__Task__.
Output the full listing word for word.

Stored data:
☆ ☆ ☆ ☆ ☆ ☆ ☆

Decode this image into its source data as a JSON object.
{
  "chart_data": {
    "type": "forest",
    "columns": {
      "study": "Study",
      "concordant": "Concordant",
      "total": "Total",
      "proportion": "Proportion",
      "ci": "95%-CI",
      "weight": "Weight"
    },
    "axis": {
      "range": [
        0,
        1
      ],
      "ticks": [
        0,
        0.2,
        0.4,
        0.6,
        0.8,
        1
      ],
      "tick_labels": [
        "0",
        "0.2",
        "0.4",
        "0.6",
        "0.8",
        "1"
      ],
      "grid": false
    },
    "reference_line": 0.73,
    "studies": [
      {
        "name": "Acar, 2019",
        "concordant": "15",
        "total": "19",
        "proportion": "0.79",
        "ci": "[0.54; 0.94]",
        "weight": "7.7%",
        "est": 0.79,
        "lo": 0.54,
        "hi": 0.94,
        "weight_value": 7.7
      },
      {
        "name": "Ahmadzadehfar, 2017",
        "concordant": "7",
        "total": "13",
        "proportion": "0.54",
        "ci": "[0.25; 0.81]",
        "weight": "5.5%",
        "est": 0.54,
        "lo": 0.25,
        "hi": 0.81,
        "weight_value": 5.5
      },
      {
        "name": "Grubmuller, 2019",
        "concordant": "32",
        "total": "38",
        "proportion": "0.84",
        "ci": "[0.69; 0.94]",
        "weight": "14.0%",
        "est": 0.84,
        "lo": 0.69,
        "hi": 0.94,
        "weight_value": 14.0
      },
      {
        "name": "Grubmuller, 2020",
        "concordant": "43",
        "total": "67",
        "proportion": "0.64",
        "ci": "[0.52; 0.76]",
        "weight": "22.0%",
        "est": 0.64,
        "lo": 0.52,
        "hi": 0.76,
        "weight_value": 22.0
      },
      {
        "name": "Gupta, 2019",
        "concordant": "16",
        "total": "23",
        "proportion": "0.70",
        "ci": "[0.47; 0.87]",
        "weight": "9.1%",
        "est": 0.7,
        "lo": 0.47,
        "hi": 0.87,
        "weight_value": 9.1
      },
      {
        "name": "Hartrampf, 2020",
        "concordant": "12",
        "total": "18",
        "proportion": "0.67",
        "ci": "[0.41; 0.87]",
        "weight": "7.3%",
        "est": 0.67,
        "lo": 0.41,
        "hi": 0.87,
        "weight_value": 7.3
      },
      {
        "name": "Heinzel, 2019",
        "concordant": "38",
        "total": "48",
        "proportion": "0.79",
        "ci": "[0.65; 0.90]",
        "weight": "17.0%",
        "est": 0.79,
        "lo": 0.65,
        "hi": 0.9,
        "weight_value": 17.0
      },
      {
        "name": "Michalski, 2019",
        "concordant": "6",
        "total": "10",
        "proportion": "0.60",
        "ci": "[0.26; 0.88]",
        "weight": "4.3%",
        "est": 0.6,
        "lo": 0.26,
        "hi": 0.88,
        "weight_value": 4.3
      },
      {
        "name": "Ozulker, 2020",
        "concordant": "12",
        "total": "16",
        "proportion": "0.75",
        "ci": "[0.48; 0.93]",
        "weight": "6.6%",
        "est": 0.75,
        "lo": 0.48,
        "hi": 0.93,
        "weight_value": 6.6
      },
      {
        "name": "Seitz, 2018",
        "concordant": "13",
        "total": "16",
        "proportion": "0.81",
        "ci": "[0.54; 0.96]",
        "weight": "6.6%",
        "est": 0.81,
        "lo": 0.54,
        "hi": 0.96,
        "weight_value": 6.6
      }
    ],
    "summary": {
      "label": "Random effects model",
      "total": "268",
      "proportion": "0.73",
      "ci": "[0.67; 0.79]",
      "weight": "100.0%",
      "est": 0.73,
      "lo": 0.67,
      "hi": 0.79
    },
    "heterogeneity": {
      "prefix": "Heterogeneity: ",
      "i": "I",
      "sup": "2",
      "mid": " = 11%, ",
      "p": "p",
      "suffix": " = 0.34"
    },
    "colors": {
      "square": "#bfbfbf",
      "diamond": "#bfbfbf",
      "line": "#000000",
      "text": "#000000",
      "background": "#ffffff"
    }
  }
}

☆ ☆ ☆ ☆ ☆ ☆ ☆

__Task answer__.
Decode this image into its source data as a JSON object.
{
  "chart_data": {
    "type": "forest",
    "columns": {
      "study": "Study",
      "concordant": "Concordant",
      "total": "Total",
      "proportion": "Proportion",
      "ci": "95%-CI",
      "weight": "Weight"
    },
    "axis": {
      "range": [
        0,
        1
      ],
      "ticks": [
        0,
        0.2,
        0.4,
        0.6,
        0.8,
        1
      ],
      "tick_labels": [
        "0",
        "0.2",
        "0.4",
        "0.6",
        "0.8",
        "1"
      ],
      "grid": false
    },
    "reference_line": 0.73,
    "studies": [
      {
        "name": "Acar, 2019",
        "concordant": "15",
        "total": "19",
        "proportion": "0.79",
        "ci": "[0.54; 0.94]",
        "weight": "7.7%",
        "est": 0.79,
        "lo": 0.54,
        "hi": 0.94,
        "weight_value": 7.7
      },
      {
        "name": "Ahmadzadehfar, 2017",
        "concordant": "7",
        "total": "13",
        "proportion": "0.54",
        "ci": "[0.25; 0.81]",
        "weight": "5.5%",
        "est": 0.54,
        "lo": 0.25,
        "hi": 0.81,
        "weight_value": 5.5
      },
      {
        "name": "Grubmuller, 2019",
        "concordant": "32",
        "total": "38",
        "proportion": "0.84",
        "ci": "[0.69; 0.94]",
        "weight": "14.0%",
        "est": 0.84,
        "lo": 0.69,
        "hi": 0.94,
        "weight_value": 14.0
      },
      {
        "name": "Grubmuller, 2020",
        "concordant": "43",
        "total": "67",
        "proportion": "0.64",
        "ci": "[0.52; 0.76]",
        "weight": "22.0%",
        "est": 0.64,
        "lo": 0.52,
        "hi": 0.76,
        "weight_value": 22.0
      },
      {
        "name": "Gupta, 2019",
        "concordant": "16",
        "total": "23",
        "proportion": "0.70",
        "ci": "[0.47; 0.87]",
        "weight": "9.1%",
        "est": 0.7,
        "lo": 0.47,
        "hi": 0.87,
        "weight_value": 9.1
      },
      {
        "name": "Hartrampf, 2020",
        "concordant": "12",
        "total": "18",
        "proportion": "0.67",
        "ci": "[0.41; 0.87]",
        "weight": "7.3%",
        "est": 0.67,
        "lo": 0.41,
        "hi": 0.87,
        "weight_value": 7.3
      },
      {
        "name": "Heinzel, 2019",
        "concordant": "38",
        "total": "48",
        "proportion": "0.79",
        "ci": "[0.65; 0.90]",
        "weight": "17.0%",
        "est": 0.79,
        "lo": 0.65,
        "hi": 0.9,
        "weight_value": 17.0
      },
      {
        "name": "Michalski, 2019",
        "concordant": "6",
        "total": "10",
        "proportion": "0.60",
        "ci": "[0.26; 0.88]",
        "weight": "4.3%",
        "est": 0.6,
        "lo": 0.26,
        "hi": 0.88,
        "weight_value": 4.3
      },
      {
        "name": "Ozulker, 2020",
        "concordant": "12",
        "total": "16",
        "proportion": "0.75",
        "ci": "[0.48; 0.93]",
        "weight": "6.6%",
        "est": 0.75,
        "lo": 0.48,
        "hi": 0.93,
        "weight_value": 6.6
      },
      {
        "name": "Seitz, 2018",
        "concordant": "13",
        "total": "16",
        "proportion": "0.81",
        "ci": "[0.54; 0.96]",
        "weight": "6.6%",
        "est": 0.81,
        "lo": 0.54,
        "hi": 0.96,
        "weight_value": 6.6
      }
    ],
    "summary": {
      "label": "Random effects model",
      "total": "268",
      "proportion": "0.73",
      "ci": "[0.67; 0.79]",
      "weight": "100.0%",
      "est": 0.73,
      "lo": 0.67,
      "hi": 0.79
    },
    "heterogeneity": {
      "prefix": "Heterogeneity: ",
      "i": "I",
      "sup": "2",
      "mid": " = 11%, ",
      "p": "p",
      "suffix": " = 0.34"
    },
    "colors": {
      "square": "#bfbfbf",
      "diamond": "#bfbfbf",
      "line": "#000000",
      "text": "#000000",
      "background": "#ffffff"
    }
  }
}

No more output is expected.